▶ **Aim of the task**: Produce an exact copy of all the records.

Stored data
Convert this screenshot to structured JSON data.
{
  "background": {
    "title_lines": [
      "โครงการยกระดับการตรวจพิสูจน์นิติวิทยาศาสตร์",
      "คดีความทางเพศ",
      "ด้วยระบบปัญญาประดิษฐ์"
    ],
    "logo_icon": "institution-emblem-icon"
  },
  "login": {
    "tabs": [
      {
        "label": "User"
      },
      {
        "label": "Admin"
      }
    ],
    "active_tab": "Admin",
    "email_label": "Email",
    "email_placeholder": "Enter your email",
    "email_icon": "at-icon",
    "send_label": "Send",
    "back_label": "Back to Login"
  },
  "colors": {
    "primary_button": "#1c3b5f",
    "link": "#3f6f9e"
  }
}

▶ **Output of the task**:
Convert this screenshot to structured JSON data.
{
  "background": {
    "title_lines": [
      "โครงการยกระดับการตรวจพิสูจน์นิติวิทยาศาสตร์",
      "คดีความทางเพศ",
      "ด้วยระบบปัญญาประดิษฐ์"
    ],
    "logo_icon": "institution-emblem-icon"
  },
  "login": {
    "tabs": [
      {
        "label": "User"
      },
      {
        "label": "Admin"
      }
    ],
    "active_tab": "Admin",
    "email_label": "Email",
    "email_placeholder": "Enter your email",
    "email_icon": "at-icon",
    "send_label": "Send",
    "back_label": "Back to Login"
  },
  "colors": {
    "primary_button": "#1c3b5f",
    "link": "#3f6f9e"
  }
}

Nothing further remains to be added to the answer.